## TASK DESCRIPTION:
In the passage on plastid DNA deletions in albino plants, copy the text starting at the words "The exact mechanisms" and ending after "other major rearrangements.", substituting "monocotyledons" for "monocots".

## SELECTED TEXT:
--
Plastid genomes of green plants are considered highly stable. By contrast, among chlorophyll-deficient plants regenerated by androgenesis, large defects in the ptDNA structure are often detected. These defects are predominantly single or multiple deletions of DNA segments, ranging from 10 to 100 kbp (Harada et al. 1992). The size of deletions may be dependent on the regeneration method, with more alterations in the callus-derived plants than in those obtained directly from androgenic embryos (Day and Ellis 1985). Most deletions occur in the adenine- and thymine-rich regions, mainly in the large single copy region, which is the least stable region in the entire plastome genome. This region primarily contains genes responsible for photosynthesis, e.g., genes encoding the proteins of photosystem I and II. The deletions may also alter the conformation of the remaining ptDNA that may lead to additional changes in transcription (Dunford and Walden 1991; Hofinger et al. 2000). Not all segments of ptDNA are subject to deletions. This is particularly true for segments situated in the inverted repeat regions (IR), which are primarily associated with DNA replication (Dunford and Walden 1991) or heme synthesis (Harada et al. 1992). Interestingly, these regions are conserved among albino plants of a given line or cultivar as well as among cultivars of other species such as rice, wheat and barley (Day and Ellis 1984, 1985).
The exact mechanisms by which these rearrangements occur during androgenesis are largely unknown but it has been proposed that the presence of truncated ycf1 gene sequences can play a role in triggering the plastid genome rearrangements in monocots (Ankele et al. 2005). Nevertheless, some researchers have reported that changes in ptDNA are not necessarily present in all albino plant plastids. Indeed, ptDNAs with restriction patterns identical to those of green plants have been identified (Dunford and Walden 1991; Hofinger et al. 2000), implying the absence of deletions or other major rearrangements.
--
## SUPPLIED RECORDS:
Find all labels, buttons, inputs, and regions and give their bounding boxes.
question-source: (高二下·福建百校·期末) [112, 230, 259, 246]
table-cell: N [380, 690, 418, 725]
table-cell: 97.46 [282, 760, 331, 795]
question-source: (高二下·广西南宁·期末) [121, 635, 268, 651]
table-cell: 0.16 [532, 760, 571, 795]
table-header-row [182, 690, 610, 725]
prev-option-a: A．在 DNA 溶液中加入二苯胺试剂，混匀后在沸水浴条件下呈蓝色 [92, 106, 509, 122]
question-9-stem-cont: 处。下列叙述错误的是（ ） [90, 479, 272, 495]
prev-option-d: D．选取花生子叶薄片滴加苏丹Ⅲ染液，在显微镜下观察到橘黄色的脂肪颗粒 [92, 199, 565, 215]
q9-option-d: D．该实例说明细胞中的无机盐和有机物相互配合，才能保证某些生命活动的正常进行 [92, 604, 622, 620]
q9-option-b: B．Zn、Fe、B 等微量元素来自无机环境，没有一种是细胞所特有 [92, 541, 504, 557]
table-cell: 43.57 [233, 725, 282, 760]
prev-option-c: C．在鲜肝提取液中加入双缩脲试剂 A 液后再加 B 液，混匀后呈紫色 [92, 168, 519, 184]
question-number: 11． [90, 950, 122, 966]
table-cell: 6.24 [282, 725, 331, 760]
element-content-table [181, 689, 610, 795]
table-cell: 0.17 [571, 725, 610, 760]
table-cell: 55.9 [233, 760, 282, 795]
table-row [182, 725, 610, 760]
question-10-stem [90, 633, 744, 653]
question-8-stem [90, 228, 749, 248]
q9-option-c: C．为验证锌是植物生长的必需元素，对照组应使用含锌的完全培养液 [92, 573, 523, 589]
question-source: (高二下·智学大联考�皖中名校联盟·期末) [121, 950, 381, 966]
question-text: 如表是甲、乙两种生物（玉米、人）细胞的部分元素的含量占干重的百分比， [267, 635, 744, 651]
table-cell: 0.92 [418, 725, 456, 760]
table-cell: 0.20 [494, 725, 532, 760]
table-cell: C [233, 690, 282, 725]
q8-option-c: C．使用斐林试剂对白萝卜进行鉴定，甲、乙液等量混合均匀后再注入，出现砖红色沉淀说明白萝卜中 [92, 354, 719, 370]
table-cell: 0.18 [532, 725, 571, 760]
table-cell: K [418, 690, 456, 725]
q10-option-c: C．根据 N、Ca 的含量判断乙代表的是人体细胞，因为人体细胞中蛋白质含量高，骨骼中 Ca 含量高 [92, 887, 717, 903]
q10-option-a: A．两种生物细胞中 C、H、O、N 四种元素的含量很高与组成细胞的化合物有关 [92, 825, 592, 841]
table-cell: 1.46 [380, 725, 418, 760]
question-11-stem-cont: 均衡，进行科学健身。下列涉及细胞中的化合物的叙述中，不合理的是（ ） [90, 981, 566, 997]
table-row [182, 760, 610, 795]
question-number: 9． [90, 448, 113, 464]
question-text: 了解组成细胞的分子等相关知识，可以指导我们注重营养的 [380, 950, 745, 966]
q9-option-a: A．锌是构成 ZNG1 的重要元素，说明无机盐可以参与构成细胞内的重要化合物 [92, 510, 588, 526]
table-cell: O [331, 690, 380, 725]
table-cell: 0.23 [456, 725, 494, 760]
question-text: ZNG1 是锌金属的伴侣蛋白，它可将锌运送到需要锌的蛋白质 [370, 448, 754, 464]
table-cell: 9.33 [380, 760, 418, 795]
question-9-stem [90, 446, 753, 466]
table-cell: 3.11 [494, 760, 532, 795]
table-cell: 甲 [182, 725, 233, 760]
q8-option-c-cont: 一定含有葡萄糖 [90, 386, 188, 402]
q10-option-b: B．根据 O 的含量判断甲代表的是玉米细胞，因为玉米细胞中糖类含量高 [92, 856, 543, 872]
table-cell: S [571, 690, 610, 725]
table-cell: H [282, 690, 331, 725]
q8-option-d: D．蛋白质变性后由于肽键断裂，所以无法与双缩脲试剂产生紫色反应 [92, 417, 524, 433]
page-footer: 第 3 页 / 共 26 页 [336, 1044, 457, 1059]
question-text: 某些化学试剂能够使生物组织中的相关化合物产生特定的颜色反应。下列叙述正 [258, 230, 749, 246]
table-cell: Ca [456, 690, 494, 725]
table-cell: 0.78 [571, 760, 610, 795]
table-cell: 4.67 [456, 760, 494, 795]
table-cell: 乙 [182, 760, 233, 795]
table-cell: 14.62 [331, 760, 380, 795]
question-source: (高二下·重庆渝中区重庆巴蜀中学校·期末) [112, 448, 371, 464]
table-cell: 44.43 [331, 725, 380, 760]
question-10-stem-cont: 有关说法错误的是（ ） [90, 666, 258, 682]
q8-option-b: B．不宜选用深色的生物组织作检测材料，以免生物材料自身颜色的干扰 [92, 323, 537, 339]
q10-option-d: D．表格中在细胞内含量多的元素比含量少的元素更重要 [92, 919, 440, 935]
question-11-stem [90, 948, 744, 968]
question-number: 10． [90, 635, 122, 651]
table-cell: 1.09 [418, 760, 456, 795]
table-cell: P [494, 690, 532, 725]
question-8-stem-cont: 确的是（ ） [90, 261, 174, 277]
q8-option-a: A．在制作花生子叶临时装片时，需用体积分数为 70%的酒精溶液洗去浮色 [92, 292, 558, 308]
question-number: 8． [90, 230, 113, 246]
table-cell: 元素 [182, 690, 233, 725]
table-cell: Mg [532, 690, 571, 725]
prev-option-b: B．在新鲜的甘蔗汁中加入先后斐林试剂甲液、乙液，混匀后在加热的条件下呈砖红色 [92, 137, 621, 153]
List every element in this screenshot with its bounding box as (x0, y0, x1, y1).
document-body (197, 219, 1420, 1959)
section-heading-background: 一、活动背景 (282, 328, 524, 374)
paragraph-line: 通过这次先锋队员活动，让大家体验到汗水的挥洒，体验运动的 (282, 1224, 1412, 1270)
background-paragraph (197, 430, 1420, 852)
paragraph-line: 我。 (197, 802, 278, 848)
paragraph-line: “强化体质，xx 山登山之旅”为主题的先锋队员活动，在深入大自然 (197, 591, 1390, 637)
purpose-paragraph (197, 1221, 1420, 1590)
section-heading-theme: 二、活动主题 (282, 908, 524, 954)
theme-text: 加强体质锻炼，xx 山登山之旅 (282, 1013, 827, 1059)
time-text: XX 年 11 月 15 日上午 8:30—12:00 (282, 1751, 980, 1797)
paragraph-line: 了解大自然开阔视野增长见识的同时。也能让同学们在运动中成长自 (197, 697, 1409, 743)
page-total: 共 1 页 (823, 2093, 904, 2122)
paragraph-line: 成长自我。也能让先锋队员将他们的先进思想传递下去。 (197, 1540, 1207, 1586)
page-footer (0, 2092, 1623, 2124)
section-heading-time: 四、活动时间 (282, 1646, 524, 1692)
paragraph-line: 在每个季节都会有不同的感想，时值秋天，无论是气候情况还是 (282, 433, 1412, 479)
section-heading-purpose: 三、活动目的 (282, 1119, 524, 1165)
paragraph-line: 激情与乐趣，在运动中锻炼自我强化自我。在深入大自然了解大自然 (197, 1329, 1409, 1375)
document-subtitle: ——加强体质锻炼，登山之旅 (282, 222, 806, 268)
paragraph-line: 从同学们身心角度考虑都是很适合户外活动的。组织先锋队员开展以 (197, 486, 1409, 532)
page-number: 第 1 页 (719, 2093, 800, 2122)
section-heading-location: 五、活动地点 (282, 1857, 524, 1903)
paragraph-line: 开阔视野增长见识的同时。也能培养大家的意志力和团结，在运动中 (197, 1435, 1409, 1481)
--
## ANSWER TO THE PROBLEM:
The exact mechanisms by which these rearrangements occur during androgenesis are largely unknown but it has been proposed that the presence of truncated ycf1 gene sequences can play a role in triggering the plastid genome rearrangements in monocotyledons (Ankele et al. 2005). Nevertheless, some researchers have reported that changes in ptDNA are not necessarily present in all albino plant plastids. Indeed, ptDNAs with restriction patterns identical to those of green plants have been identified (Dunford and Walden 1991; Hofinger et al. 2000), implying the absence of deletions or other major rearrangements.